> **REQUIREMENTS**: In the data below, find every line with the string "Президиума" and pull it out.

> **RECORDS SHOWN**:

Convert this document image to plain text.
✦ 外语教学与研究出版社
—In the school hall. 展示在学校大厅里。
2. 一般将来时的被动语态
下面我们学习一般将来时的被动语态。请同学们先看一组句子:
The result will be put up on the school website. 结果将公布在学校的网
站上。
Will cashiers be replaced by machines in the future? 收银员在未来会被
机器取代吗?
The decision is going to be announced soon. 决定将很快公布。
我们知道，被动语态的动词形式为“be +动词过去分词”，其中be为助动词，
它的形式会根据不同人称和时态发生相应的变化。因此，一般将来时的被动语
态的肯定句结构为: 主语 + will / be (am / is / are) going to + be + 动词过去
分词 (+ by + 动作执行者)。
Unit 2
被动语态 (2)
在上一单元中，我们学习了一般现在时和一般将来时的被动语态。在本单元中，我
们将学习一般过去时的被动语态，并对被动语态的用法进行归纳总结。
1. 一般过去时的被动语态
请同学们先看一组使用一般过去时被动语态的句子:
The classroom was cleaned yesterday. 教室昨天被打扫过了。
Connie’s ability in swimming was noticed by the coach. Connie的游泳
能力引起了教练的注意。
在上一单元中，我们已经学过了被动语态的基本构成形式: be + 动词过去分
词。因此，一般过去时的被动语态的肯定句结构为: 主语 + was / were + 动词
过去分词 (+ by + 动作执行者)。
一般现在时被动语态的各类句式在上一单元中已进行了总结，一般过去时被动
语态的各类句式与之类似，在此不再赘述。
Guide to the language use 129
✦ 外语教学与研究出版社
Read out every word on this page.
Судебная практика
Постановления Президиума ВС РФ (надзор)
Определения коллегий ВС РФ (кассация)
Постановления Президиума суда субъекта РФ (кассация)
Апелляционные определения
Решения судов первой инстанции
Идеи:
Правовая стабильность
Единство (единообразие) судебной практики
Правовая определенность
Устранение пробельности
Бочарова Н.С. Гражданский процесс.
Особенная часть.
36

> **RESULT OF THE EXERCISE**:
Постановления Президиума ВС РФ (надзор)
Постановления Президиума суда субъекта РФ (кассация)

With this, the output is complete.